------ SUPPLIED MATERIAL ------
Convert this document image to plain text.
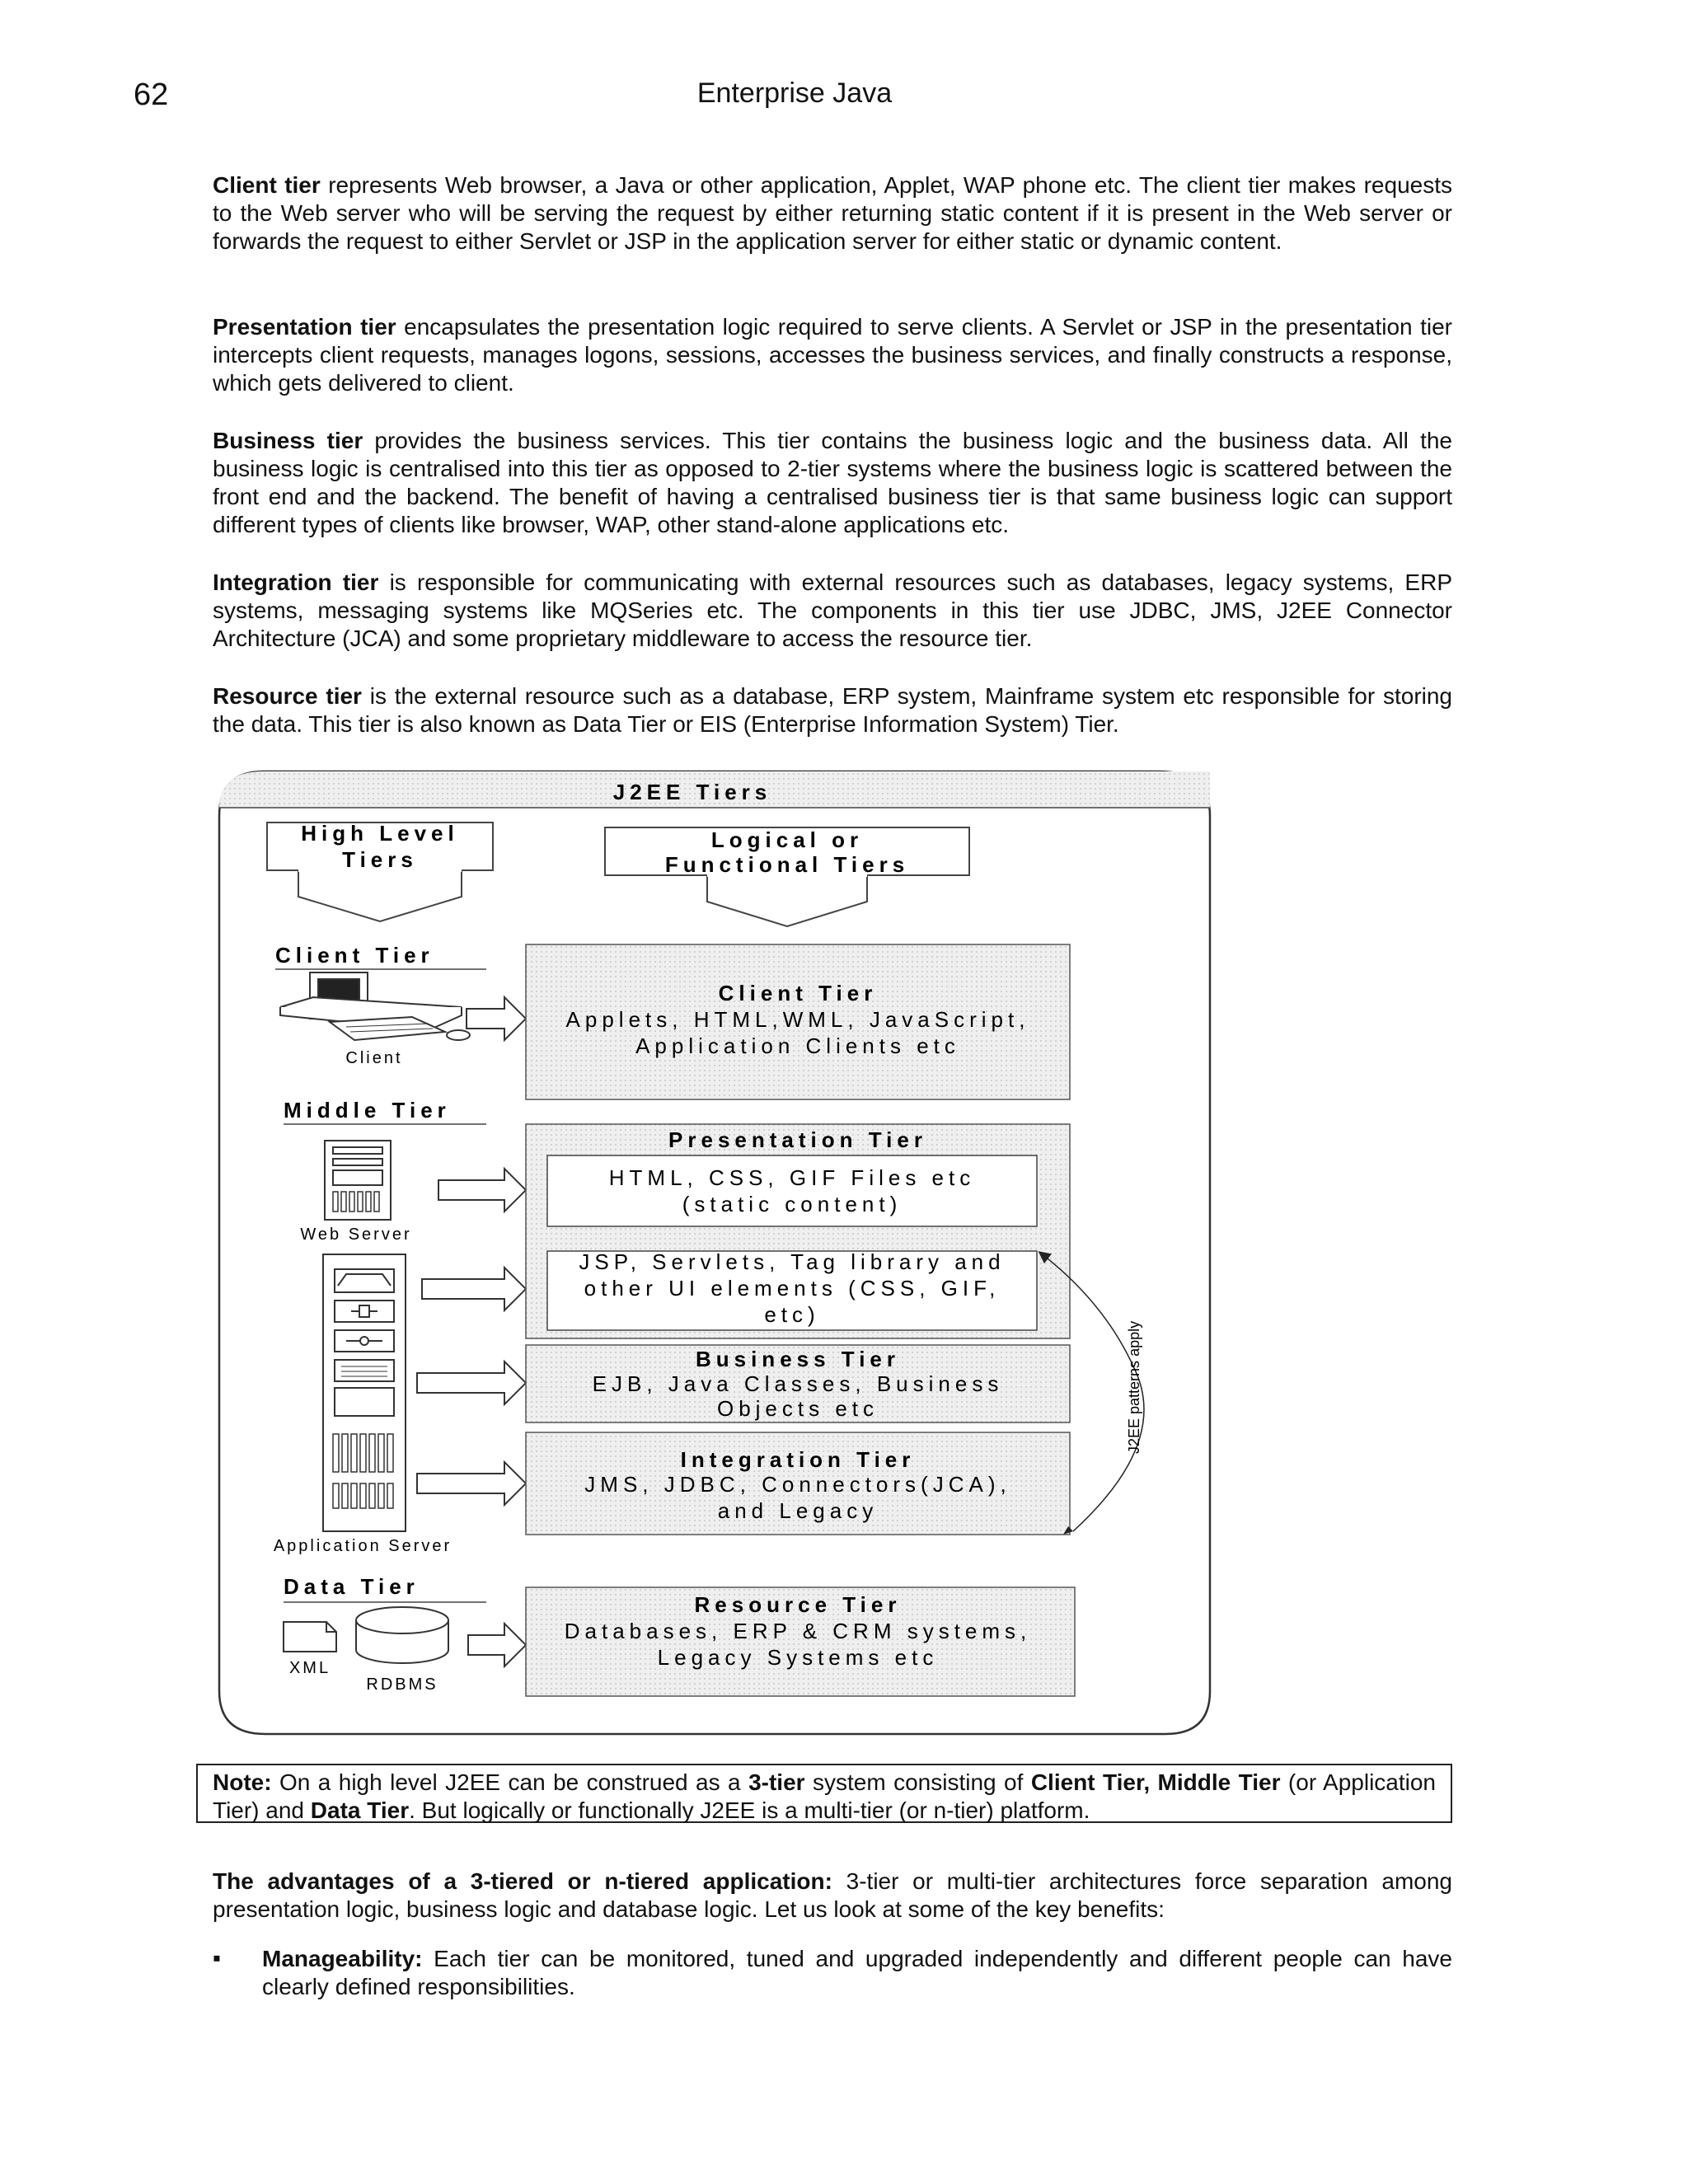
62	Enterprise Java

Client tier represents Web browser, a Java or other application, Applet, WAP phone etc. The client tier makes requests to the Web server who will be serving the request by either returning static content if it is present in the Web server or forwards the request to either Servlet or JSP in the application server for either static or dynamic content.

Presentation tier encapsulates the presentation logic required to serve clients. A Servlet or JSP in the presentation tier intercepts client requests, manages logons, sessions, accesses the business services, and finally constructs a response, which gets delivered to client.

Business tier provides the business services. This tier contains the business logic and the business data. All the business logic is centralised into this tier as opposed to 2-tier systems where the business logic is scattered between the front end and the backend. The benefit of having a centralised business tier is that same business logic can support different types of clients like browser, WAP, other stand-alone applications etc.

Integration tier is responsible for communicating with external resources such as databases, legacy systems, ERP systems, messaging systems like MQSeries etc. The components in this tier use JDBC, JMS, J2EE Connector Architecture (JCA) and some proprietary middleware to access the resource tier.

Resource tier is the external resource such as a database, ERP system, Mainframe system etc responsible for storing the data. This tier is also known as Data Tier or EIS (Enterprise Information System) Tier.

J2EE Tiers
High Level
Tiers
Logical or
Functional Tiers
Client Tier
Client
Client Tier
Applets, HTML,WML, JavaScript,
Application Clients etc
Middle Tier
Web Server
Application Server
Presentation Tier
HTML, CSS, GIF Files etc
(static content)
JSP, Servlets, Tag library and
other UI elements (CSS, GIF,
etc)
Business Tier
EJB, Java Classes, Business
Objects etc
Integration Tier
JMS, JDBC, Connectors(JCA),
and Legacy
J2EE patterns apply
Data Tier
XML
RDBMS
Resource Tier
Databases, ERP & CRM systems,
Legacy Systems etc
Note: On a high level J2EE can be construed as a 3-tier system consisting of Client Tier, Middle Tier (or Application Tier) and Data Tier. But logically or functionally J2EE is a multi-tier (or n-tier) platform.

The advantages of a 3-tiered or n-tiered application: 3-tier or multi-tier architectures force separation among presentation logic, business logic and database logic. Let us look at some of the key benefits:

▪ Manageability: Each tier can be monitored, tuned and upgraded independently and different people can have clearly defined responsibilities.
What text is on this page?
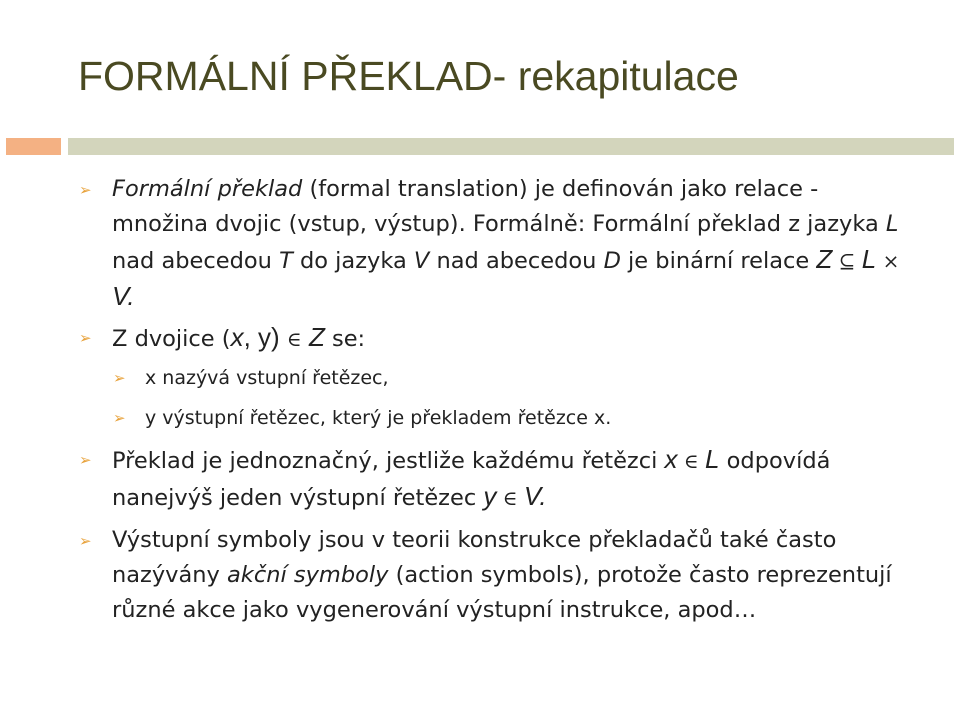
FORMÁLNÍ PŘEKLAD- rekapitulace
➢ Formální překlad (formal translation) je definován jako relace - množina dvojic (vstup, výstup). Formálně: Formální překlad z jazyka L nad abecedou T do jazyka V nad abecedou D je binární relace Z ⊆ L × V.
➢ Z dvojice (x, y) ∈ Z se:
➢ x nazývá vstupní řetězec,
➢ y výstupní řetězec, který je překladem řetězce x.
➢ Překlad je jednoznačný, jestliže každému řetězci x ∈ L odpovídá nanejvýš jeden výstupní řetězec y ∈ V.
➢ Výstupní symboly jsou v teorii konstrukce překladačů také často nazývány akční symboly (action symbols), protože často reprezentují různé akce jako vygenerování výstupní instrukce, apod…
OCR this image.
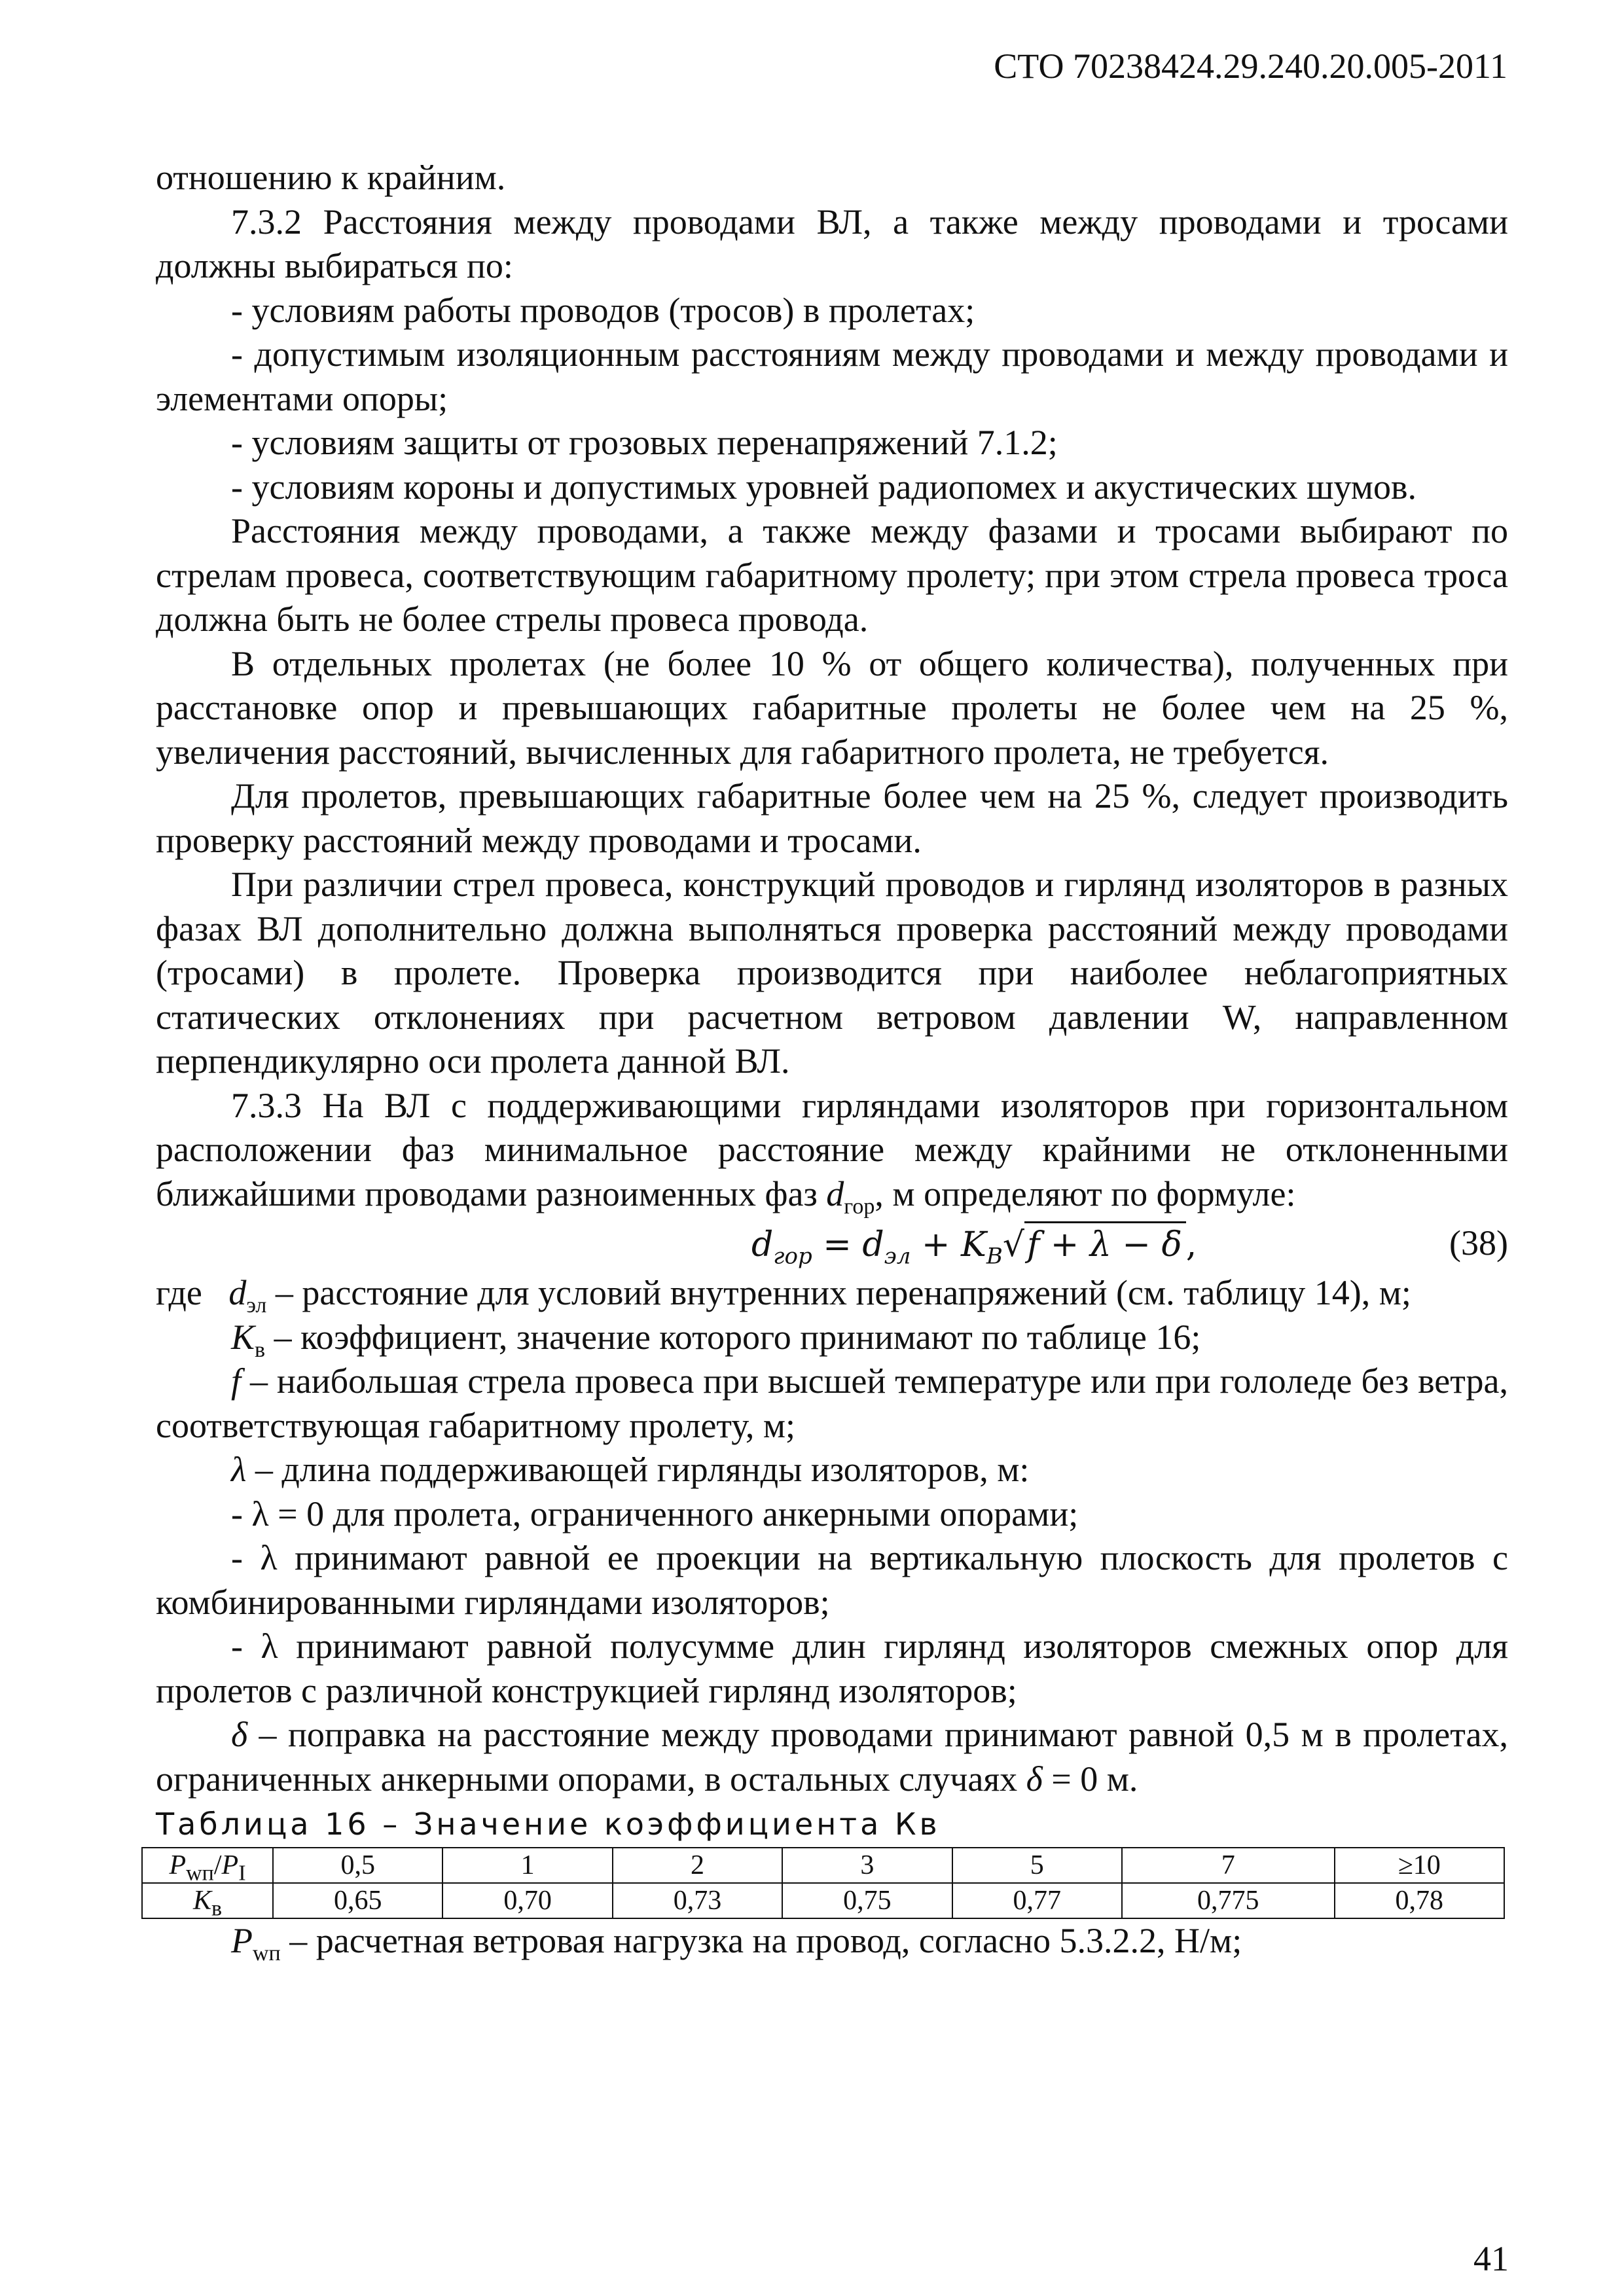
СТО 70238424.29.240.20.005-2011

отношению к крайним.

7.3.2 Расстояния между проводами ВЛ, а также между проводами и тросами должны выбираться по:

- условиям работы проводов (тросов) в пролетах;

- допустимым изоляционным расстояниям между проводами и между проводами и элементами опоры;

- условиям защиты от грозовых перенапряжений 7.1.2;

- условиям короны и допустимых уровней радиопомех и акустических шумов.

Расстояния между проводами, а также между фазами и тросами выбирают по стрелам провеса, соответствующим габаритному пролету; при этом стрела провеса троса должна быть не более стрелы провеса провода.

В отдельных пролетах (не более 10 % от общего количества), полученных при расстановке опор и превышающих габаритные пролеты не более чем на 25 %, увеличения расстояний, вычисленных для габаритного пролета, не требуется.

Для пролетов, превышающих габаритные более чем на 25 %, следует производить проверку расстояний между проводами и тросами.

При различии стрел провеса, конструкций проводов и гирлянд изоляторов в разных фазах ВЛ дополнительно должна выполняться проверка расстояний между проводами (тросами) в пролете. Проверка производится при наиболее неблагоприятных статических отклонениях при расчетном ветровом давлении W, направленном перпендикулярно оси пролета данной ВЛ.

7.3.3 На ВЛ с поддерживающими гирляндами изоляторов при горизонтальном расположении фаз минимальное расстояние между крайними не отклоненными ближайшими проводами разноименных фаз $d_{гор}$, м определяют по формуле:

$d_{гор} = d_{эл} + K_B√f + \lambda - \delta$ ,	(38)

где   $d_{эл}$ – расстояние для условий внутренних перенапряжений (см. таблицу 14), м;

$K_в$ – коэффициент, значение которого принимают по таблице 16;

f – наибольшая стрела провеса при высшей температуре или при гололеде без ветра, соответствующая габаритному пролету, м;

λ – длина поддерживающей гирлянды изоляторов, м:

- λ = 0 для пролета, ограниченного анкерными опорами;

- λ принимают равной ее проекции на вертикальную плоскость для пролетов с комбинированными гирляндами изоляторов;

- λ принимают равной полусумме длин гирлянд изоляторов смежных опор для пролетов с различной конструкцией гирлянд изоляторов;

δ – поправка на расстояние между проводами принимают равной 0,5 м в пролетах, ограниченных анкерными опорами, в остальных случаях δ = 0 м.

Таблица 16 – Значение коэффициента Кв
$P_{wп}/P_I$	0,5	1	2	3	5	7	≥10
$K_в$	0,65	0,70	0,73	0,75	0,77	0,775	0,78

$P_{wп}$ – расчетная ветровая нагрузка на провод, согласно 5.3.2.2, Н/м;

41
------
[WHAT IS ASKED]
All lines holding the word "также" should be picked out and copied.

[ANSWER BELOW]
7.3.2 Расстояния между проводами ВЛ, а также между проводами и тросами должны выбираться по:
Расстояния между проводами, а также между фазами и тросами выбирают по стрелам провеса, соответствующим габаритному пролету; при этом стрела провеса троса должна быть не более стрелы провеса провода.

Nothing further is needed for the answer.